Skip the pictures and repeat each line of the data exactly.

== DATASET RECORDS ==

* * *

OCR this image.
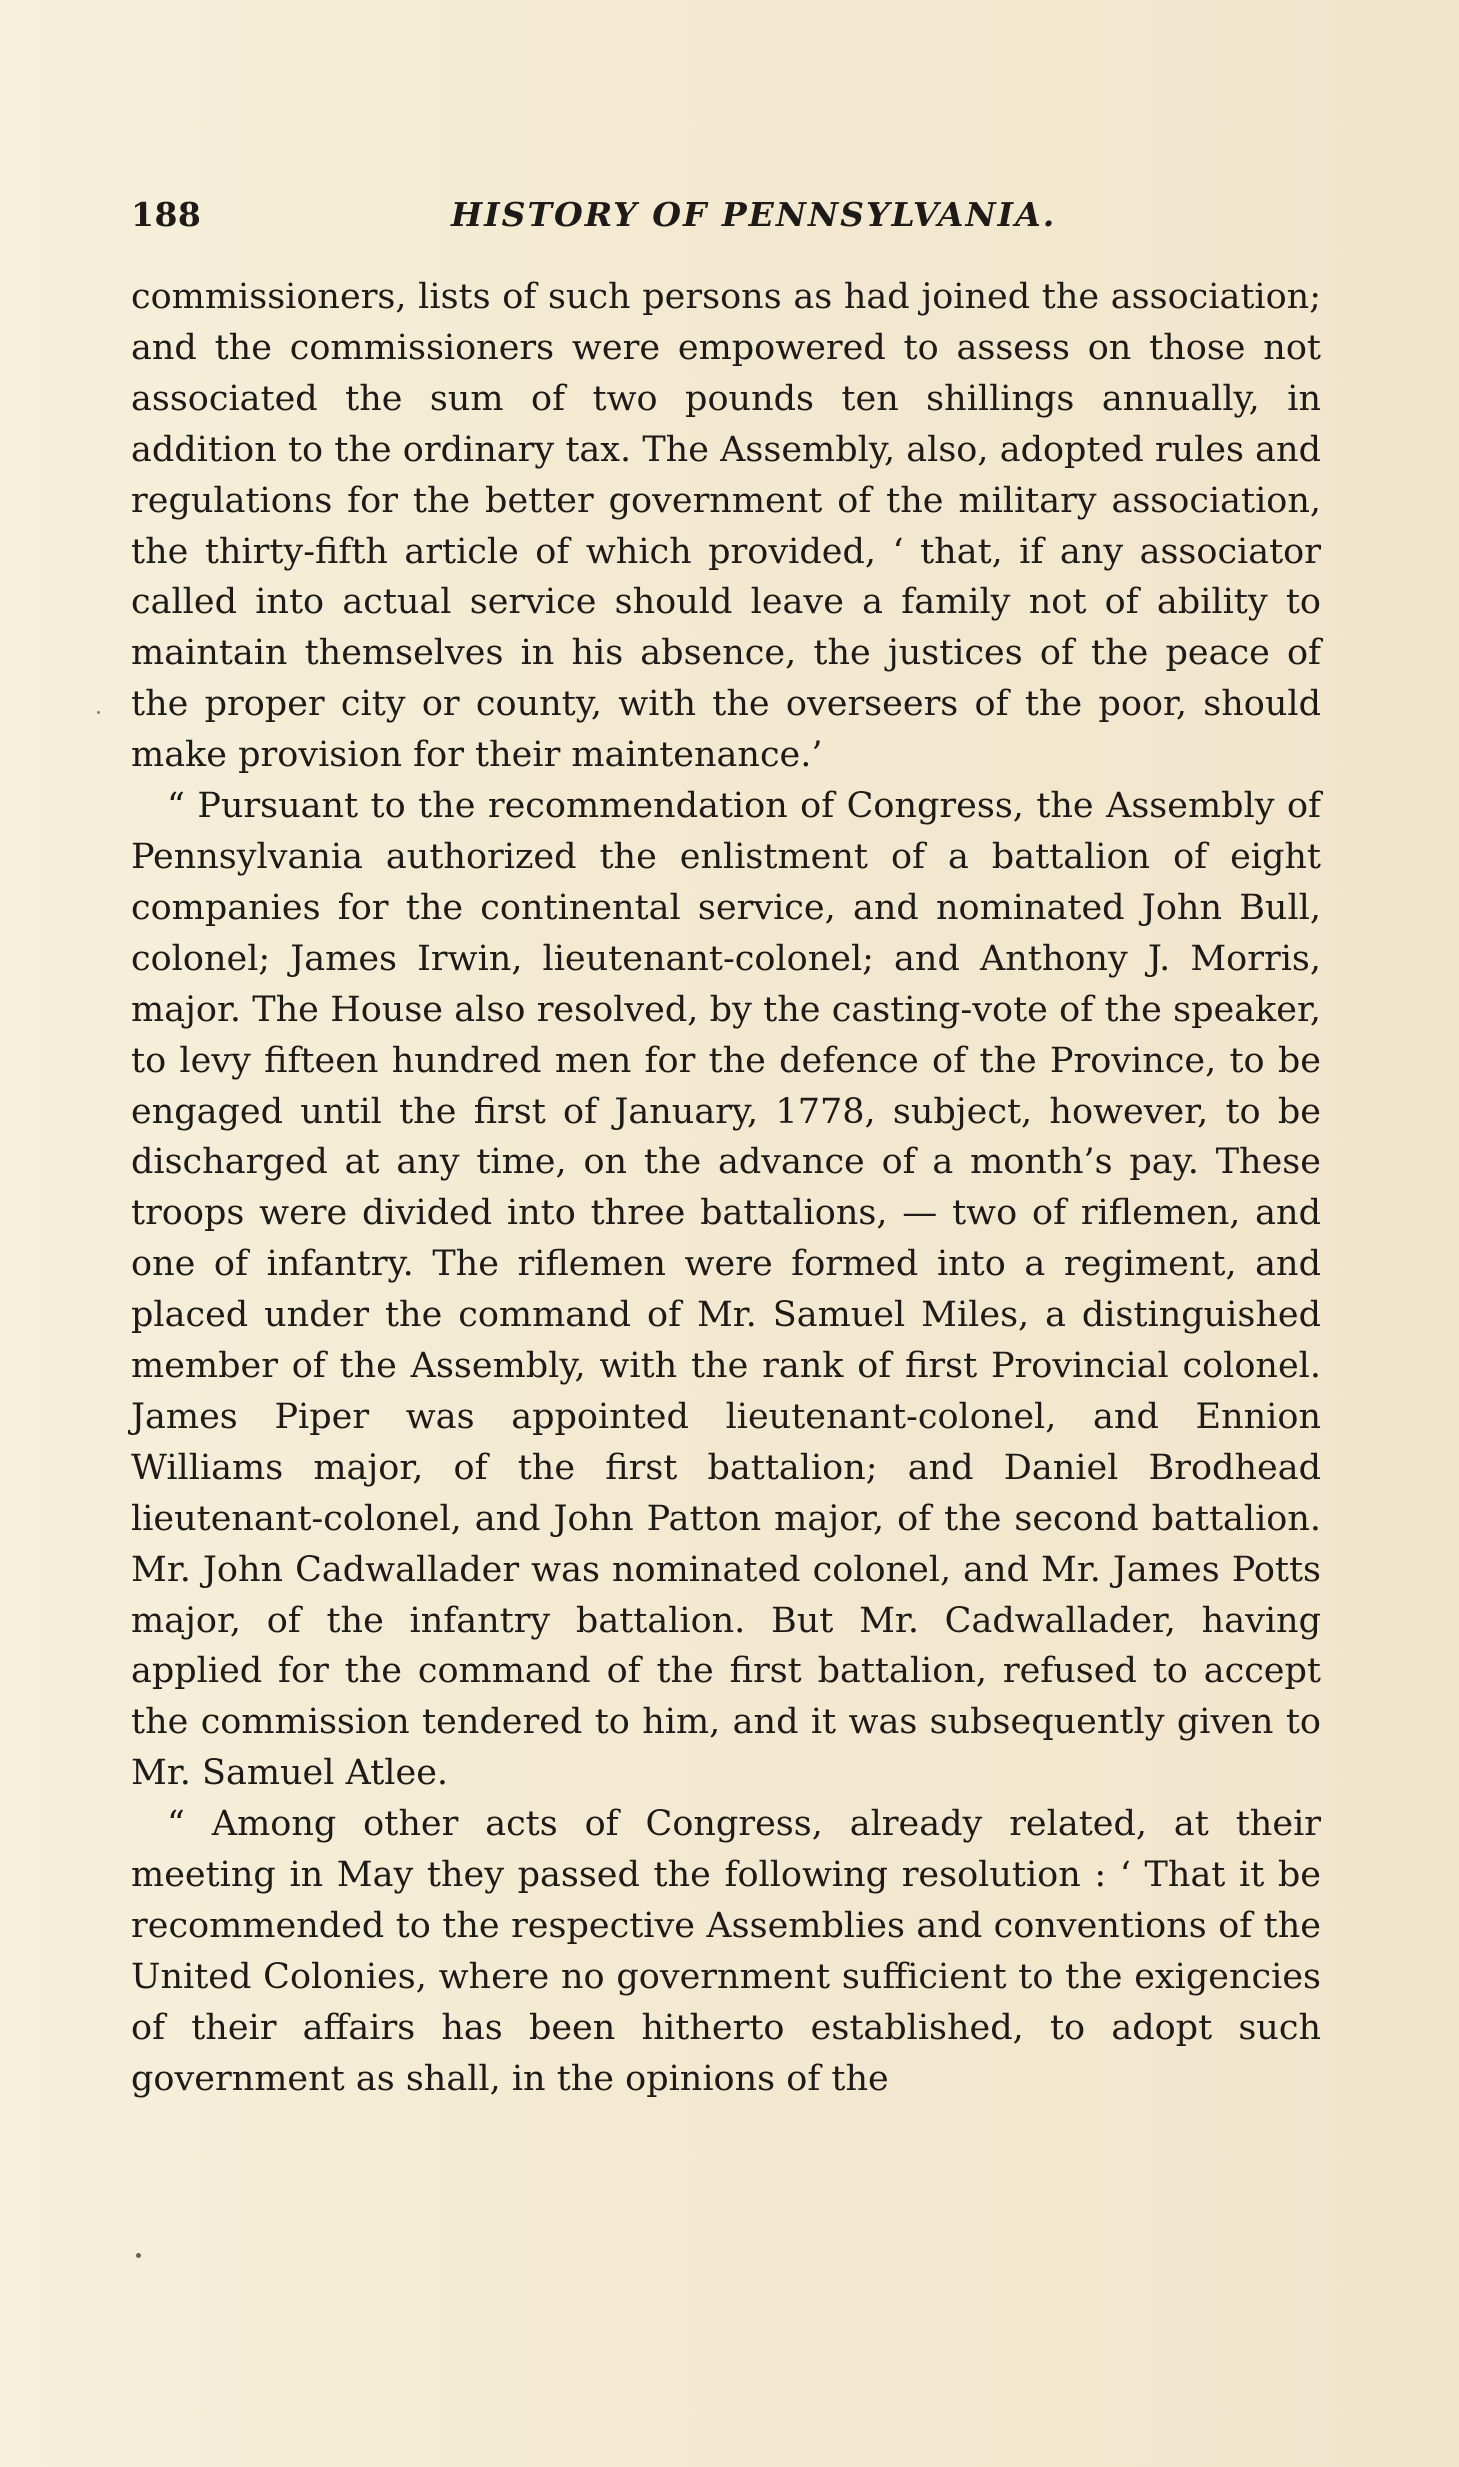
188	HISTORY OF PENNSYLVANIA.

commissioners, lists of such persons as had joined the association; and the commissioners were empowered to assess on those not associated the sum of two pounds ten shillings annually, in addition to the ordinary tax. The Assembly, also, adopted rules and regulations for the better government of the military association, the thirty-fifth article of which provided, ‘ that, if any associator called into actual service should leave a family not of ability to maintain themselves in his absence, the justices of the peace of the proper city or county, with the overseers of the poor, should make provision for their maintenance.’

“ Pursuant to the recommendation of Congress, the Assembly of Pennsylvania authorized the enlistment of a battalion of eight companies for the continental service, and nominated John Bull, colonel; James Irwin, lieutenant-colonel; and Anthony J. Morris, major. The House also resolved, by the casting-vote of the speaker, to levy fifteen hundred men for the defence of the Province, to be engaged until the first of January, 1778, subject, however, to be discharged at any time, on the advance of a month’s pay. These troops were divided into three battalions, — two of riflemen, and one of infantry. The riflemen were formed into a regiment, and placed under the command of Mr. Samuel Miles, a distinguished member of the Assembly, with the rank of first Provincial colonel. James Piper was appointed lieutenant-colonel, and Ennion Williams major, of the first battalion; and Daniel Brodhead lieutenant-colonel, and John Patton major, of the second battalion. Mr. John Cadwallader was nominated colonel, and Mr. James Potts major, of the infantry battalion. But Mr. Cadwallader, having applied for the command of the first battalion, refused to accept the commission tendered to him, and it was subsequently given to Mr. Samuel Atlee.

“ Among other acts of Congress, already related, at their meeting in May they passed the following resolution : ‘ That it be recommended to the respective Assemblies and conventions of the United Colonies, where no government sufficient to the exigencies of their affairs has been hitherto established, to adopt such government as shall, in the opinions of the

* * *

== EXERCISE RESPONSE ==
OCR this image.
188	HISTORY OF PENNSYLVANIA.

commissioners, lists of such persons as had joined the association; and the commissioners were empowered to assess on those not associated the sum of two pounds ten shillings annually, in addition to the ordinary tax. The Assembly, also, adopted rules and regulations for the better government of the military association, the thirty-fifth article of which provided, ‘ that, if any associator called into actual service should leave a family not of ability to maintain themselves in his absence, the justices of the peace of the proper city or county, with the overseers of the poor, should make provision for their maintenance.’

“ Pursuant to the recommendation of Congress, the Assembly of Pennsylvania authorized the enlistment of a battalion of eight companies for the continental service, and nominated John Bull, colonel; James Irwin, lieutenant-colonel; and Anthony J. Morris, major. The House also resolved, by the casting-vote of the speaker, to levy fifteen hundred men for the defence of the Province, to be engaged until the first of January, 1778, subject, however, to be discharged at any time, on the advance of a month’s pay. These troops were divided into three battalions, — two of riflemen, and one of infantry. The riflemen were formed into a regiment, and placed under the command of Mr. Samuel Miles, a distinguished member of the Assembly, with the rank of first Provincial colonel. James Piper was appointed lieutenant-colonel, and Ennion Williams major, of the first battalion; and Daniel Brodhead lieutenant-colonel, and John Patton major, of the second battalion. Mr. John Cadwallader was nominated colonel, and Mr. James Potts major, of the infantry battalion. But Mr. Cadwallader, having applied for the command of the first battalion, refused to accept the commission tendered to him, and it was subsequently given to Mr. Samuel Atlee.

“ Among other acts of Congress, already related, at their meeting in May they passed the following resolution : ‘ That it be recommended to the respective Assemblies and conventions of the United Colonies, where no government sufficient to the exigencies of their affairs has been hitherto established, to adopt such government as shall, in the opinions of the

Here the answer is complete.